[Stored data]
## begin

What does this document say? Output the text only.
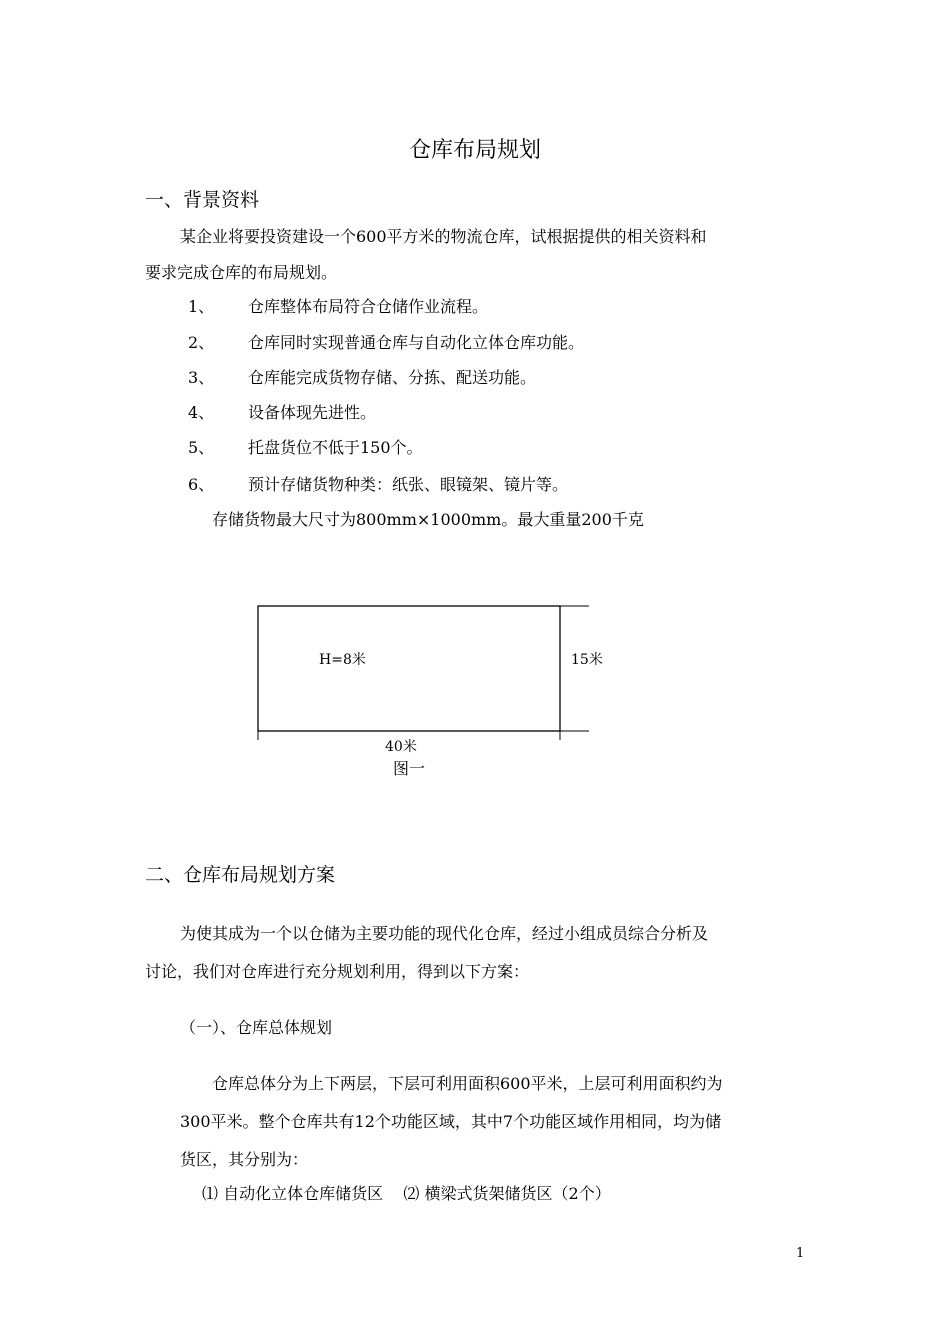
仓库布局规划
一、背景资料
某企业将要投资建设一个600平方米的物流仓库，试根据提供的相关资料和
要求完成仓库的布局规划。
1、 仓库整体布局符合仓储作业流程。
2、 仓库同时实现普通仓库与自动化立体仓库功能。
3、 仓库能完成货物存储、分拣、配送功能。
4、 设备体现先进性。
5、 托盘货位不低于150个。
6、 预计存储货物种类：纸张、眼镜架、镜片等。
存储货物最大尺寸为800mm×1000mm。最大重量200千克
H=8米	15米
40米
图一
二、仓库布局规划方案
为使其成为一个以仓储为主要功能的现代化仓库，经过小组成员综合分析及
讨论，我们对仓库进行充分规划利用，得到以下方案：
（一）、仓库总体规划
仓库总体分为上下两层，下层可利用面积600平米，上层可利用面积约为
300平米。整个仓库共有12个功能区域，其中7个功能区域作用相同，均为储
货区，其分别为：
⑴ 自动化立体仓库储货区    ⑵ 横梁式货架储货区（2个）
1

## end

▸ Problem description:
Extract all the entries word for word; omit any pictures.

▸ Finished answer:
What does this document say? Output the text only.
仓库布局规划
一、背景资料
某企业将要投资建设一个600平方米的物流仓库，试根据提供的相关资料和
要求完成仓库的布局规划。
1、 仓库整体布局符合仓储作业流程。
2、 仓库同时实现普通仓库与自动化立体仓库功能。
3、 仓库能完成货物存储、分拣、配送功能。
4、 设备体现先进性。
5、 托盘货位不低于150个。
6、 预计存储货物种类：纸张、眼镜架、镜片等。
存储货物最大尺寸为800mm×1000mm。最大重量200千克
H=8米	15米
40米
图一
二、仓库布局规划方案
为使其成为一个以仓储为主要功能的现代化仓库，经过小组成员综合分析及
讨论，我们对仓库进行充分规划利用，得到以下方案：
（一）、仓库总体规划
仓库总体分为上下两层，下层可利用面积600平米，上层可利用面积约为
300平米。整个仓库共有12个功能区域，其中7个功能区域作用相同，均为储
货区，其分别为：
⑴ 自动化立体仓库储货区    ⑵ 横梁式货架储货区（2个）
1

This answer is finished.